● KURZE ÜBUNG 1
Beantworten Sie anhand des Textes zu Cum-Cum-Geschäften folgende Fragen:
(a) Als was galten diese Geschäfte lange Zeit?
(b) Welche Personengruppen werden als Betroffene genannt?
(c) Die Entscheidung welches Gerichts wird erwähnt?
● KURZE ÜBUNG 2
Geben Sie aus dem Text zu Cum-Cum-Geschäften den Abschnitt von "Fazit: Paradigmenwechsel mit" bis "entsprechenden strafrechtlichen Konsequenzen." wortgetreu aus.

● ANGEZEIGTER TEXT
--
Fazit: Paradigmenwechsel mit weitreichenden Folgen
Die rechtliche Neubewertung von Cum-Cum-Geschäften markiert einen Paradigmenwechsel in der deutschen Steuer- und Finanzlandschaft. Was lange Zeit als clevere Steuergestaltung galt, wird nun zunehmend als Steuerhinterziehung eingestuft – mit entsprechenden strafrechtlichen Konsequenzen.
Für Finanzexperten, Vermögensberater und deren Kunden bedeutet dies: Höchste Vorsicht bei steuerlich motivierten Wertpapiertransaktionen und eine kritische Überprüfung vergangener Geschäfte sind unerlässlich. Die Entscheidung des OLG Frankfurt dürfte erst der Anfang einer umfassenden juristischen Aufarbeitung sein, deren Ausgang noch nicht vollständig absehbar ist.
--
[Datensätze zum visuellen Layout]
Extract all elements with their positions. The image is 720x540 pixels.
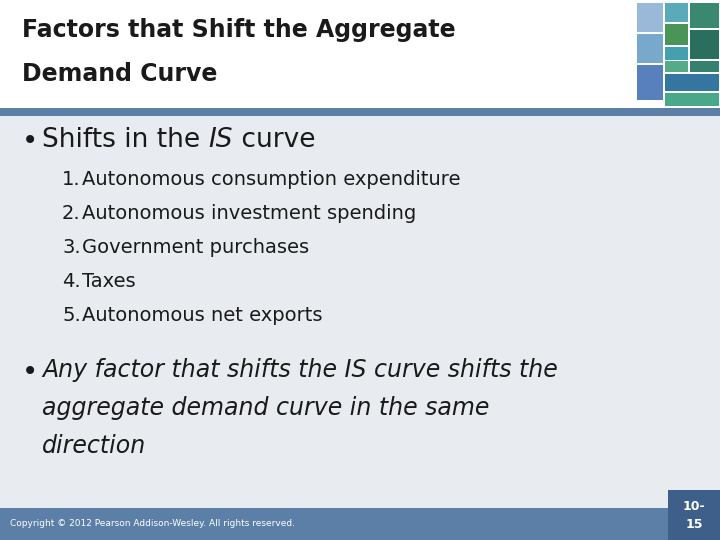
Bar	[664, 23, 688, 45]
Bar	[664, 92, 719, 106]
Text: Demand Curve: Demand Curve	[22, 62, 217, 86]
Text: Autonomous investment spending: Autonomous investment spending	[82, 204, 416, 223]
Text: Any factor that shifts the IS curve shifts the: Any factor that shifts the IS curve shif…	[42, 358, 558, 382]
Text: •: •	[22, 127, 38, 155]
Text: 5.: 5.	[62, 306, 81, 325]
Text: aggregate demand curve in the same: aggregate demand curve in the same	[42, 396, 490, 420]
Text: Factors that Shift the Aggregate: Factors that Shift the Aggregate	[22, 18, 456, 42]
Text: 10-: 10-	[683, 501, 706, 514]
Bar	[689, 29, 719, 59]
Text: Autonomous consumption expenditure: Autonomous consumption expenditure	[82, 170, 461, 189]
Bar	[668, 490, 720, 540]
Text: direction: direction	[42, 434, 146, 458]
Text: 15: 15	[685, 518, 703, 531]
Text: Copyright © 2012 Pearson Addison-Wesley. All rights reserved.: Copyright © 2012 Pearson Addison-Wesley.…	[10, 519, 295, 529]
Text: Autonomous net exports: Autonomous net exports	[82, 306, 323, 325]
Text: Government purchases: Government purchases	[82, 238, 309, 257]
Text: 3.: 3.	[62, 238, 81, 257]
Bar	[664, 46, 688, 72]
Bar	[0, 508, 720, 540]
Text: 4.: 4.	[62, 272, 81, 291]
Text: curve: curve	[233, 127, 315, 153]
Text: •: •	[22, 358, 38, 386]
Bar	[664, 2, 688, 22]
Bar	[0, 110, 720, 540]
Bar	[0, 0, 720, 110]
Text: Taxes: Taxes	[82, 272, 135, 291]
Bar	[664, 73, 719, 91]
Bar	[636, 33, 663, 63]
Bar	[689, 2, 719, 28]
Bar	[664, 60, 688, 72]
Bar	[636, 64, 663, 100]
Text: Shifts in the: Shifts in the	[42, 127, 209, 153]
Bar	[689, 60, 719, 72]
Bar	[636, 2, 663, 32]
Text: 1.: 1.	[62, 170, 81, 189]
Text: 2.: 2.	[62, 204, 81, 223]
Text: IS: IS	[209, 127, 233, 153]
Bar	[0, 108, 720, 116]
--
● LÖSUNG DER ÜBUNG 1
(a) Als clevere Steuergestaltung.
(b) Finanzexperten, Vermögensberater und deren Kunden.
(c) Die Entscheidung des OLG Frankfurt.

● LÖSUNG DER ÜBUNG 2
Fazit: Paradigmenwechsel mit weitreichenden Folgen
Die rechtliche Neubewertung von Cum-Cum-Geschäften markiert einen Paradigmenwechsel in der deutschen Steuer- und Finanzlandschaft. Was lange Zeit als clevere Steuergestaltung galt, wird nun zunehmend als Steuerhinterziehung eingestuft – mit entsprechenden strafrechtlichen Konsequenzen.